** start INPUT ROWS **

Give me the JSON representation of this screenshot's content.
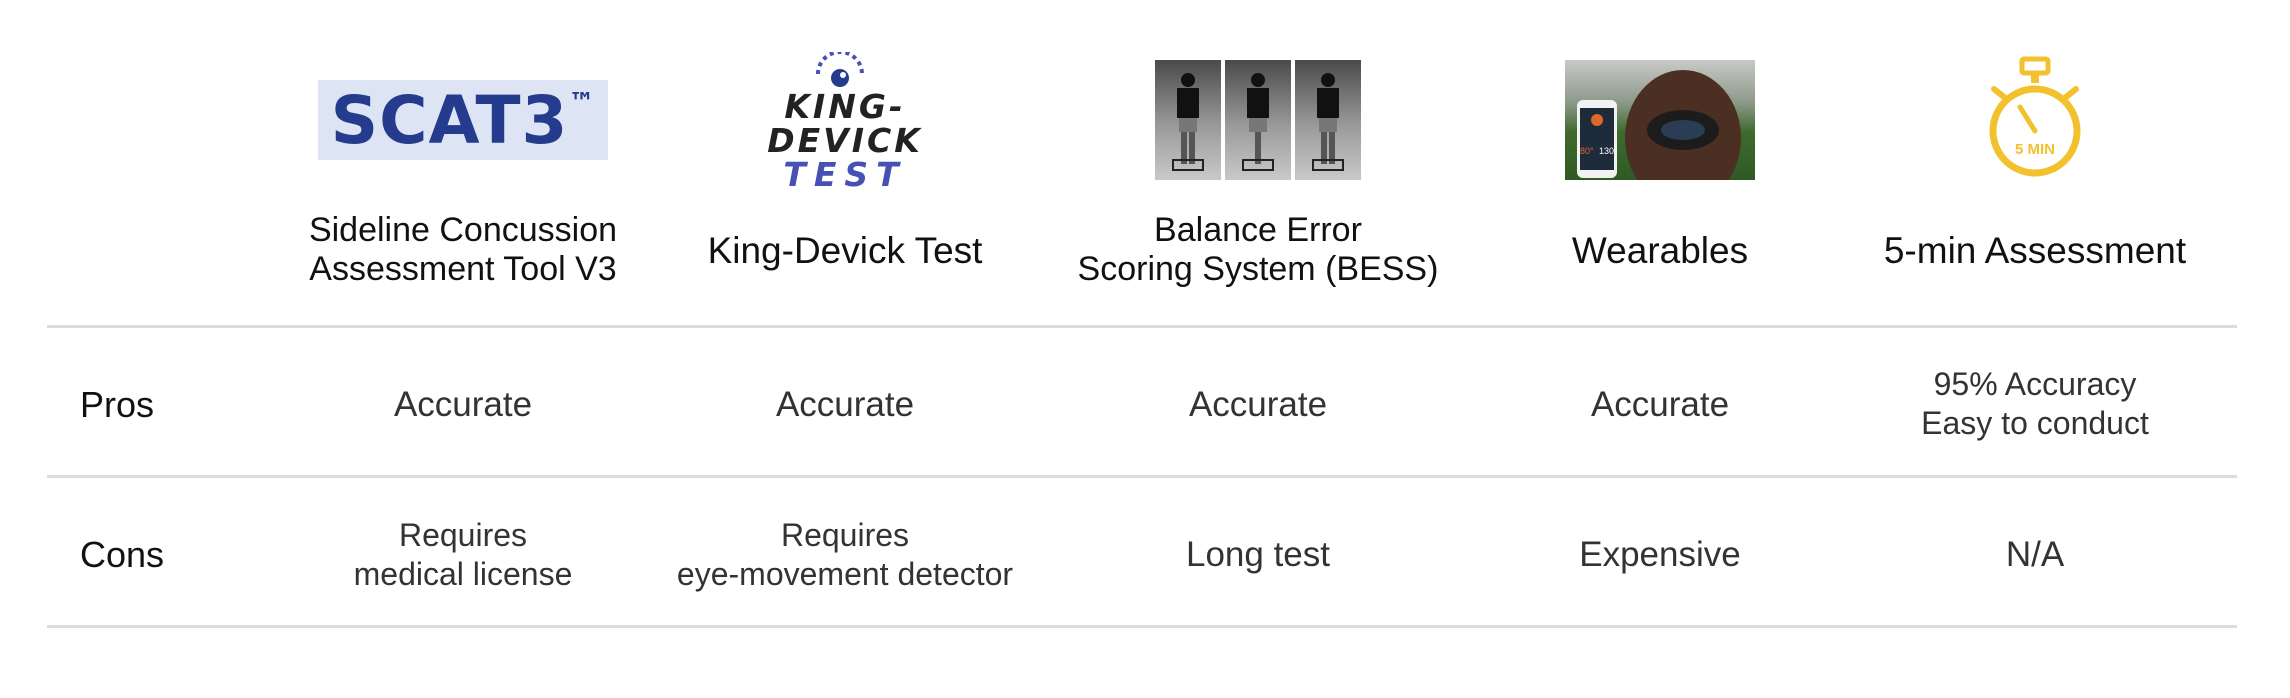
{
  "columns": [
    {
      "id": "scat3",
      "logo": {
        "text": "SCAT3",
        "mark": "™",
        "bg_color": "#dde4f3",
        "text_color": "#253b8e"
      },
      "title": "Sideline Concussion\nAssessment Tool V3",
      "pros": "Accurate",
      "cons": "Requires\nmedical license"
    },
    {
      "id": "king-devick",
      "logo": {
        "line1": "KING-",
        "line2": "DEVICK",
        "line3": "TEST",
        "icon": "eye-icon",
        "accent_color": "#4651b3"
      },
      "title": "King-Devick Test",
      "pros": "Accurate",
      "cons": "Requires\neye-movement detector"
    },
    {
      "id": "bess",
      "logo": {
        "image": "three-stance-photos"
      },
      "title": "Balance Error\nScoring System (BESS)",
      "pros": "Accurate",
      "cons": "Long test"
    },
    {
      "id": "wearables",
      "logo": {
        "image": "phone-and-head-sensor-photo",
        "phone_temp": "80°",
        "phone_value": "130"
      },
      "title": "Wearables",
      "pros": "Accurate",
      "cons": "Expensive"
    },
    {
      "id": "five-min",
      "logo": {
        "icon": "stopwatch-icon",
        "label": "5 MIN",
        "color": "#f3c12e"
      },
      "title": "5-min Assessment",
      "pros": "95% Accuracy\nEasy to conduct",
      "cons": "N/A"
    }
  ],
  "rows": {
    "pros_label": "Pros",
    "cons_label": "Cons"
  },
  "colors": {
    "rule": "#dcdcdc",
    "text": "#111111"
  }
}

** end INPUT ROWS **
** start INPUT ROWS **

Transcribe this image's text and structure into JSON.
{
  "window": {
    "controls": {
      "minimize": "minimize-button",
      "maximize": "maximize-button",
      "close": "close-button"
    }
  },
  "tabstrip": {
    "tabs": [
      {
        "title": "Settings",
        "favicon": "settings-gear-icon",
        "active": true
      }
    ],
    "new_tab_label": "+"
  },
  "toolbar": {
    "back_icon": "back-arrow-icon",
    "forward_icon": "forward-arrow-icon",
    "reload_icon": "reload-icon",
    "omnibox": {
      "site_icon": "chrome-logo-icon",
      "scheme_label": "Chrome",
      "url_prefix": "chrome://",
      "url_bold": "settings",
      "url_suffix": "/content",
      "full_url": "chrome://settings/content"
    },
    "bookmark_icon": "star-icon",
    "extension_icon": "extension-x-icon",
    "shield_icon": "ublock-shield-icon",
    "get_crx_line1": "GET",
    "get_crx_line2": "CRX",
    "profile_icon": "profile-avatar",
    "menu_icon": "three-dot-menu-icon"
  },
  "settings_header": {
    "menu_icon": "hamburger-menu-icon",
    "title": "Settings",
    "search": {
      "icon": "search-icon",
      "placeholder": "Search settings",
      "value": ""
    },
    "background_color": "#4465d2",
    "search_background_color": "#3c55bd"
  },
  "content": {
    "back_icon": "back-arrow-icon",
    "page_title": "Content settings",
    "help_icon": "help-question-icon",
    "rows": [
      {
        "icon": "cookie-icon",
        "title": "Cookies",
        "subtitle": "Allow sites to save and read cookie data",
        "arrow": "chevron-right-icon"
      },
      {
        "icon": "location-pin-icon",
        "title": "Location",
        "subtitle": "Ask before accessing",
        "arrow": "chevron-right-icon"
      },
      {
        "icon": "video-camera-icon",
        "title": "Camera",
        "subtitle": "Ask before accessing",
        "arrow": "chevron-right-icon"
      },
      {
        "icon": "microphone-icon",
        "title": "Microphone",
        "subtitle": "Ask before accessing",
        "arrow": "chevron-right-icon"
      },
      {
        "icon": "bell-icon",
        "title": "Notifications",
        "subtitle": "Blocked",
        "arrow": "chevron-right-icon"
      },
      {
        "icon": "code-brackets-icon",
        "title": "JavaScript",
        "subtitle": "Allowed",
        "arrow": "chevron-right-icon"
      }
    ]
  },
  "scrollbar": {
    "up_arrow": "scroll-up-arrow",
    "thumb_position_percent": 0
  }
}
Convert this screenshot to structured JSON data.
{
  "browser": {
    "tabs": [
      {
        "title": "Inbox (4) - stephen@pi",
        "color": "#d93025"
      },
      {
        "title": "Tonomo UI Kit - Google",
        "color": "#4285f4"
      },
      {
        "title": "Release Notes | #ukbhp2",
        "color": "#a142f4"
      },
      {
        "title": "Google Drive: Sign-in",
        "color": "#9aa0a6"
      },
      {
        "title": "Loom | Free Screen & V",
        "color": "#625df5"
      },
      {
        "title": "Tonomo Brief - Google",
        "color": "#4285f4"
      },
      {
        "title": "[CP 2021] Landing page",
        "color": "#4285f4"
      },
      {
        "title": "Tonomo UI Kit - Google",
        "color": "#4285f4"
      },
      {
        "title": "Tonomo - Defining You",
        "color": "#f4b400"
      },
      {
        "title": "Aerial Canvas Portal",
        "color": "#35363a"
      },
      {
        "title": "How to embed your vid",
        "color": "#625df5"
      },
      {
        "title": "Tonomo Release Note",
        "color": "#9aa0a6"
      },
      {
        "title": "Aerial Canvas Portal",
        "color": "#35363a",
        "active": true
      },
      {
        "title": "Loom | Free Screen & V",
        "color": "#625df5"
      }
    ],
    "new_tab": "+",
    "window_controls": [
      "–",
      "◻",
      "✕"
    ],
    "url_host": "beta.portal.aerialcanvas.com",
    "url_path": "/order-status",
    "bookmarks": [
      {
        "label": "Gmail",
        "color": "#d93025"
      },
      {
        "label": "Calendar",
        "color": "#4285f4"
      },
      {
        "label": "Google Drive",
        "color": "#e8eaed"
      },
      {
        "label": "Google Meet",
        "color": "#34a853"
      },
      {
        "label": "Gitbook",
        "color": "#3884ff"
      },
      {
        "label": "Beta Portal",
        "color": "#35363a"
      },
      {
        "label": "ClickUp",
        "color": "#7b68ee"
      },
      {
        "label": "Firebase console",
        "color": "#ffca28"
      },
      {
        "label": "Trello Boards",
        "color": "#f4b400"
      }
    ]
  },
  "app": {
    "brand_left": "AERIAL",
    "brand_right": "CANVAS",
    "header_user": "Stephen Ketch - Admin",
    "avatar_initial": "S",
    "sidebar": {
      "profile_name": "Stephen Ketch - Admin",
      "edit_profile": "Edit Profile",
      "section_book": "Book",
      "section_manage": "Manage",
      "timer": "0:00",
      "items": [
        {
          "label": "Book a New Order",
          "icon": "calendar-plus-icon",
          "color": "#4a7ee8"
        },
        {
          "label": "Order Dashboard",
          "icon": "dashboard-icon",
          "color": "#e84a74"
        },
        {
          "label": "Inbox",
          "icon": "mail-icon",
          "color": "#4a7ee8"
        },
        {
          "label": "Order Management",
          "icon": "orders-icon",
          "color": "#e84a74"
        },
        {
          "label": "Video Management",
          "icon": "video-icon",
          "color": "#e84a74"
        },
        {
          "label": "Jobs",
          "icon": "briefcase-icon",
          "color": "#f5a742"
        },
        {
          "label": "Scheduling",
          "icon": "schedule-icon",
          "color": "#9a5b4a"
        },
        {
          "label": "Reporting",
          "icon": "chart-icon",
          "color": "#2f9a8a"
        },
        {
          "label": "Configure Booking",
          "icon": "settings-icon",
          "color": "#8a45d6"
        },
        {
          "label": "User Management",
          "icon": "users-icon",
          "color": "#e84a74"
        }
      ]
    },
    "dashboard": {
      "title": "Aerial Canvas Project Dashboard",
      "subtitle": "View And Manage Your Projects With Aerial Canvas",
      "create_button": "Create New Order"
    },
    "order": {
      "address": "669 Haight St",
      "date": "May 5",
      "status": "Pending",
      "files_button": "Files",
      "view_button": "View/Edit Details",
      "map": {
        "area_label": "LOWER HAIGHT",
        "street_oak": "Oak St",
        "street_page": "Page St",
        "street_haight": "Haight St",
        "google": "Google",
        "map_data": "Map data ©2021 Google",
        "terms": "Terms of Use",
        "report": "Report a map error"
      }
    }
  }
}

** end INPUT ROWS **

§ TASK STATEMENT:
Which lines above contain "Drive"? Show each of them.

§ ANSWER:
        "title": "Google Drive: Sign-in",
        "label": "Google Drive",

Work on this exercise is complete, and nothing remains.